--- Task description ---
Using the material below, copy every line where "JSON" appears.

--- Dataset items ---

******************************

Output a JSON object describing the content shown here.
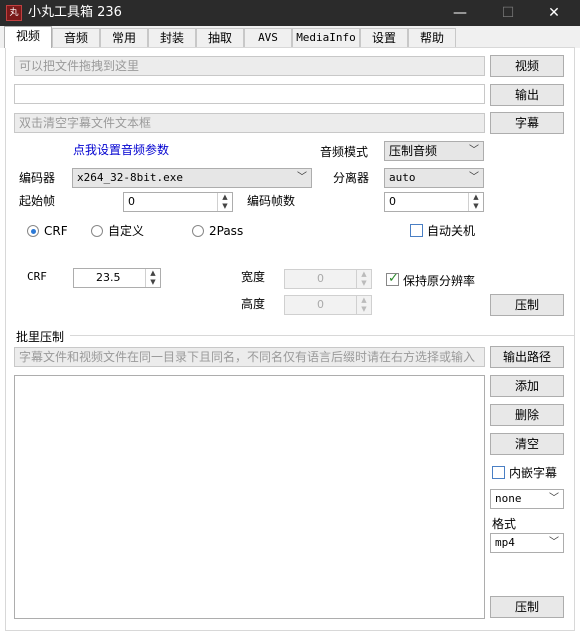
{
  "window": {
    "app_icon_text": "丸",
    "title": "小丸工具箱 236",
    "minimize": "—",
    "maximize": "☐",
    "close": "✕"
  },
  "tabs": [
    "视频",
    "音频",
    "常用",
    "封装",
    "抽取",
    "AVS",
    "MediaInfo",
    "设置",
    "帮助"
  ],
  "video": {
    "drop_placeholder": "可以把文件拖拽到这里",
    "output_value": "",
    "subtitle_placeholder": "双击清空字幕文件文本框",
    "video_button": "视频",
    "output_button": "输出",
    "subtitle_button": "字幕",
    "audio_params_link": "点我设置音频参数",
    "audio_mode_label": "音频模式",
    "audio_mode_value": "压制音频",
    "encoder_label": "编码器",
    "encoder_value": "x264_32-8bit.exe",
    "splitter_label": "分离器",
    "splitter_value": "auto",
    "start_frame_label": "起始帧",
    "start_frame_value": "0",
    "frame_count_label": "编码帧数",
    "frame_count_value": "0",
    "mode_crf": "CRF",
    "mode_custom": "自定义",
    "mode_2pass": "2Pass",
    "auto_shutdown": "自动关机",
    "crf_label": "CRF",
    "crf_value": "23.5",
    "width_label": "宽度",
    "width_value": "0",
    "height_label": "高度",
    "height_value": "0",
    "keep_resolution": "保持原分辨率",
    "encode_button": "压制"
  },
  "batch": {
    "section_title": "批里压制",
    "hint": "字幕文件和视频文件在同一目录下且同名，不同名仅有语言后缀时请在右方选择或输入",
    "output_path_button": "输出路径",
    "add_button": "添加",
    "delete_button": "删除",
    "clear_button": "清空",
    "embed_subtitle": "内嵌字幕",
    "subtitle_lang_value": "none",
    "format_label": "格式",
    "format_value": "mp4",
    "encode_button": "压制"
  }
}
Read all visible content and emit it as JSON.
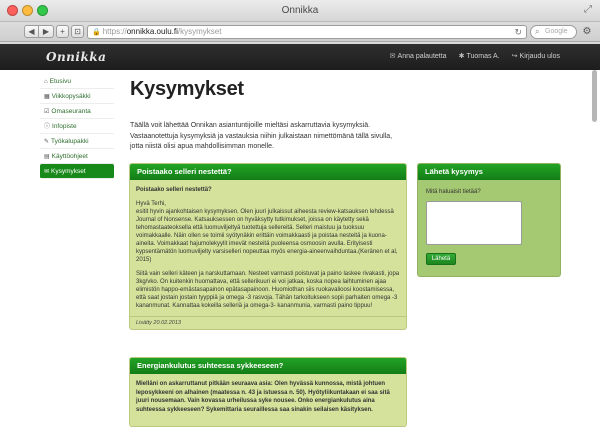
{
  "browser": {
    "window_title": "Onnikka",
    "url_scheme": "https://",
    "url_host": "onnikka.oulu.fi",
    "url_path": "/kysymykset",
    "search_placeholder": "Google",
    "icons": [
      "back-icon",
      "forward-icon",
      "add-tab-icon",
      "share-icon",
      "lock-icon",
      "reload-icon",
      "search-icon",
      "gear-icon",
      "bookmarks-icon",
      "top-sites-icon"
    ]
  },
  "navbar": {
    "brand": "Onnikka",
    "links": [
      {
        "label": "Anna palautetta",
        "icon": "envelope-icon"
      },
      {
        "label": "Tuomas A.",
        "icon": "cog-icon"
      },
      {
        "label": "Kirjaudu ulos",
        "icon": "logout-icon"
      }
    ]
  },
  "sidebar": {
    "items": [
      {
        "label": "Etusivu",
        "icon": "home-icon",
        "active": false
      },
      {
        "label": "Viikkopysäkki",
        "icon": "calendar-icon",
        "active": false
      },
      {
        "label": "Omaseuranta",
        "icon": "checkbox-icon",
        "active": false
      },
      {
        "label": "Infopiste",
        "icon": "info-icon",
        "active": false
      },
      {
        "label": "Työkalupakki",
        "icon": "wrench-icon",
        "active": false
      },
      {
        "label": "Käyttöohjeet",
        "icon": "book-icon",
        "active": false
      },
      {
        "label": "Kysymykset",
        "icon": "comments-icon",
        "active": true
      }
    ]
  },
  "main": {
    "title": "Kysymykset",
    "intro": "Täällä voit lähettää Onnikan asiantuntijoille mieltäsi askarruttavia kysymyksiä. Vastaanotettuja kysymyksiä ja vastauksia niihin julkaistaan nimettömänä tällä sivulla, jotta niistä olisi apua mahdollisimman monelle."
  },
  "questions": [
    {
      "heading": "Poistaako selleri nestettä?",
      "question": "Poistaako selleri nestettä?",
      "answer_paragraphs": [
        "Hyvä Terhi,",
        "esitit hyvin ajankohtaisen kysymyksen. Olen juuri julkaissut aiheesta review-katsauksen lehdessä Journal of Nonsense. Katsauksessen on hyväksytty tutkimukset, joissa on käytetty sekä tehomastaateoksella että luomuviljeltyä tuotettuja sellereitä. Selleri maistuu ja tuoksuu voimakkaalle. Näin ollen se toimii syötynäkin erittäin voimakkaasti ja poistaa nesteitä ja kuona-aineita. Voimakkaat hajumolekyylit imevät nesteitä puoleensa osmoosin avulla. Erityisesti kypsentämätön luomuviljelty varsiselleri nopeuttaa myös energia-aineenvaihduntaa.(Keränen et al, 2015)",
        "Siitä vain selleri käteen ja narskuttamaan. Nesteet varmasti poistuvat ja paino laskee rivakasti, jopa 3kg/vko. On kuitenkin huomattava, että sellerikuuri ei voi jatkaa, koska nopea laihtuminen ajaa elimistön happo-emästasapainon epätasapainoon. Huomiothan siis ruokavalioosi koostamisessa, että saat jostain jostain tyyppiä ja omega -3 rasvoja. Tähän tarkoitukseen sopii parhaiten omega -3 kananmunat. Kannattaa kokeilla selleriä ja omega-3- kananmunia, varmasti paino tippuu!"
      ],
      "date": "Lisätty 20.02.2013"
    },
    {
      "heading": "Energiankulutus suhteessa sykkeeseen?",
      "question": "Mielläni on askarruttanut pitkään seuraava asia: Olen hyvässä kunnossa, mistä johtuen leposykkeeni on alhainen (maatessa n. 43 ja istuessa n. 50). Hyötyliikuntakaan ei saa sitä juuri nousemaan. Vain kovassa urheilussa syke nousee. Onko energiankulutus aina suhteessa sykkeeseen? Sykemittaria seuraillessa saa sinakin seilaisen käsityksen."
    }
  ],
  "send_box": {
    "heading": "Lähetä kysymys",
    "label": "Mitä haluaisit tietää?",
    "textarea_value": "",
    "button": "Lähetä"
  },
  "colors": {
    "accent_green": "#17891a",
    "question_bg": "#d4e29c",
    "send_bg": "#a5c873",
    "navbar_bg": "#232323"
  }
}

******************************

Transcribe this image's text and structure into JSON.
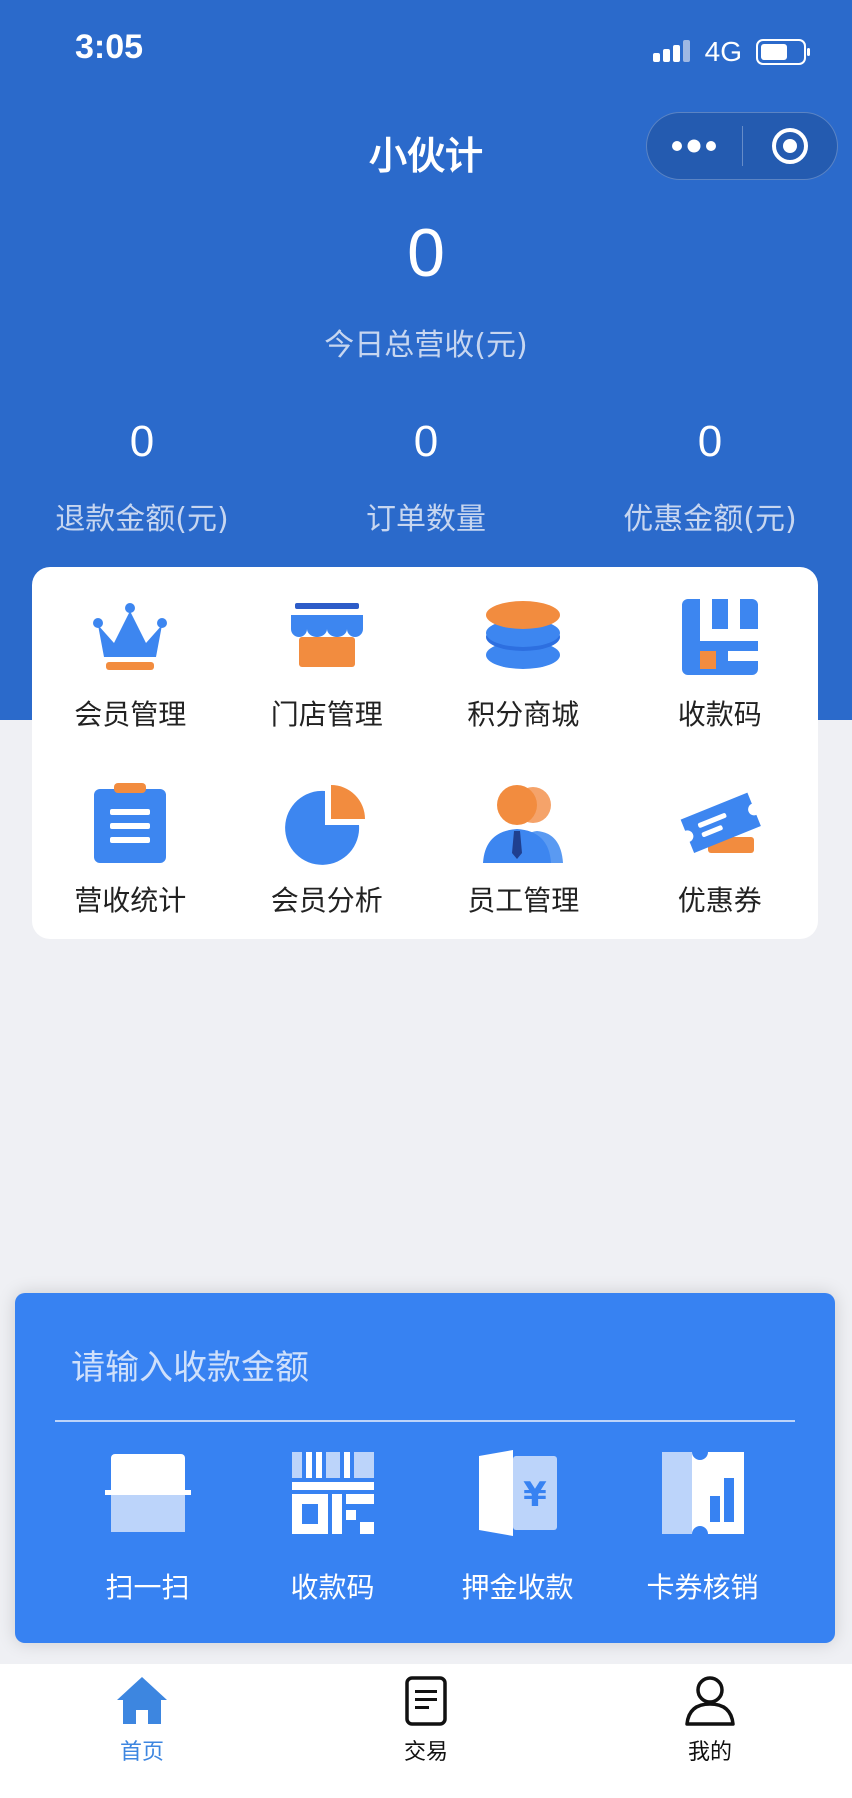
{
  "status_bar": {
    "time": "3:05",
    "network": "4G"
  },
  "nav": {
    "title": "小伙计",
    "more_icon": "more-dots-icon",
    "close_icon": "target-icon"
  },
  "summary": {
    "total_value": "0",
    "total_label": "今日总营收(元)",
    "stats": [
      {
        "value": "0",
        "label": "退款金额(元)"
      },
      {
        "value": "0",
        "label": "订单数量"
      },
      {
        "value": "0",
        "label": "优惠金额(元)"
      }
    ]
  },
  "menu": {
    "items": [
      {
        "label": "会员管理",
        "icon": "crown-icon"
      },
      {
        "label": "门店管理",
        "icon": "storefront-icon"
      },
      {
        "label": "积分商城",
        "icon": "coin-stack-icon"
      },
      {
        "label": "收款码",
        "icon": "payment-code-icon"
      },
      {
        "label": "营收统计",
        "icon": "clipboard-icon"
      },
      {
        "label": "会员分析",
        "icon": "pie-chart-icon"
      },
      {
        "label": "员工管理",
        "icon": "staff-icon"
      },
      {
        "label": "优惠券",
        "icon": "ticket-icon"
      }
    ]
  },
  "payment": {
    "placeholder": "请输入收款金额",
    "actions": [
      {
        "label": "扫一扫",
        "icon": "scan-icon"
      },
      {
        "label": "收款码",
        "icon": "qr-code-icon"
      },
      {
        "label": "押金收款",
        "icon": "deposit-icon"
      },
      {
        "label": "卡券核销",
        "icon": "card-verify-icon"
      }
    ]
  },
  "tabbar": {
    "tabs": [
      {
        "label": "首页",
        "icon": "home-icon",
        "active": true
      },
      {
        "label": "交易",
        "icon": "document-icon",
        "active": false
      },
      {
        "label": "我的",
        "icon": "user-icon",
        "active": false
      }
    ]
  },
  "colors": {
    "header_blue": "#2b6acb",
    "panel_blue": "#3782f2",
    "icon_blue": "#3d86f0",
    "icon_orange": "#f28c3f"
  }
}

******************************

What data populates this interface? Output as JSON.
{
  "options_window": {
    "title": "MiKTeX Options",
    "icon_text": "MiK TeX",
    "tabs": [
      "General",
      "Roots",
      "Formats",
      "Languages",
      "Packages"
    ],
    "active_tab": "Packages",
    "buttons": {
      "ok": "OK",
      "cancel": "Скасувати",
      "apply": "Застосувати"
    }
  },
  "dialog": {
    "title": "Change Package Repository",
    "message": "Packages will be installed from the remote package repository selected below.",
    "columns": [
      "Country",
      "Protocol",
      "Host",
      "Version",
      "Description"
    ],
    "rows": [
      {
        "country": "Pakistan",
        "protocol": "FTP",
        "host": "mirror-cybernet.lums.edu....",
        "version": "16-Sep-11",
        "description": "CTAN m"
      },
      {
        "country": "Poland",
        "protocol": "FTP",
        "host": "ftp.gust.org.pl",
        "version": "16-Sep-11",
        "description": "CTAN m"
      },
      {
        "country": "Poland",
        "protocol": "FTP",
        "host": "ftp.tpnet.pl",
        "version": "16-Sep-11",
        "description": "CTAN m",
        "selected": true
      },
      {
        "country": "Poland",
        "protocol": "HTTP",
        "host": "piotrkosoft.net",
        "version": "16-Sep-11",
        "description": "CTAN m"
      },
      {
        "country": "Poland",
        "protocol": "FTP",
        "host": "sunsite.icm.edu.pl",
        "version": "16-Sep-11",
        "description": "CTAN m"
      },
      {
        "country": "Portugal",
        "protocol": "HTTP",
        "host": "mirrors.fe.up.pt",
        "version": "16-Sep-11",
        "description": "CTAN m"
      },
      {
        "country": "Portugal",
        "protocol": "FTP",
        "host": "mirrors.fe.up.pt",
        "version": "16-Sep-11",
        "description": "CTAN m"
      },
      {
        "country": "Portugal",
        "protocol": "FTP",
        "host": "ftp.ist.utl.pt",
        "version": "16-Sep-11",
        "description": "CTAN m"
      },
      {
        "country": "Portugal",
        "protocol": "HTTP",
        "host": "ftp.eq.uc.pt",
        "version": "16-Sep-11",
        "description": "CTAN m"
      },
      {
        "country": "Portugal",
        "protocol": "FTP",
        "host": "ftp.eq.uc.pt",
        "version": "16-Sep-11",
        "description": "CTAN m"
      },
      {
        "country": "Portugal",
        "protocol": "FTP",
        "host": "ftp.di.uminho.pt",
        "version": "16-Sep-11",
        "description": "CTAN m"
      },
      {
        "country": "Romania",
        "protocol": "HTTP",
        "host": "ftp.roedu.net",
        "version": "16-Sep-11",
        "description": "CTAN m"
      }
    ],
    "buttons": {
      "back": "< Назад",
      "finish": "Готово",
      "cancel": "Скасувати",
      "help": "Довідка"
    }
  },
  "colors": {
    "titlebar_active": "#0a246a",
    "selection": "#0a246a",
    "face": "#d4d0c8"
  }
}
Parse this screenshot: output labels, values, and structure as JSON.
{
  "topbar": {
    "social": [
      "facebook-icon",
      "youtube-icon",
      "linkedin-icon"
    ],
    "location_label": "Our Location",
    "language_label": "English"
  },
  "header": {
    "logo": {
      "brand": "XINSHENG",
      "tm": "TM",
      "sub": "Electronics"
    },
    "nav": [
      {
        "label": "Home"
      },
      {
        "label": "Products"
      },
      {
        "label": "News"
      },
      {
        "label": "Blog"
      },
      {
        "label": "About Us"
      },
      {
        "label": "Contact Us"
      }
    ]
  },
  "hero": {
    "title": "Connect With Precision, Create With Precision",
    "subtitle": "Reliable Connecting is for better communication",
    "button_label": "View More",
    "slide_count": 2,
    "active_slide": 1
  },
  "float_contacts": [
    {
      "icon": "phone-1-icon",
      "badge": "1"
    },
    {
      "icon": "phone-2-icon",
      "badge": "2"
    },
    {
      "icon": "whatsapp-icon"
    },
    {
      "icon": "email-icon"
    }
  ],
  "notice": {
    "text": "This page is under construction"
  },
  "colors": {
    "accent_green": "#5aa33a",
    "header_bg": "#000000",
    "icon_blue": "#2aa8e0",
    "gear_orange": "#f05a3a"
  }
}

******************************

--- Complete response ---
Output a JSON object describing the content shown here.
Read all visible content and emit it as JSON.
Transcribe this image's text and structure into JSON.
What data populates this interface? Output as JSON.
Parse this screenshot: output labels, values, and structure as JSON.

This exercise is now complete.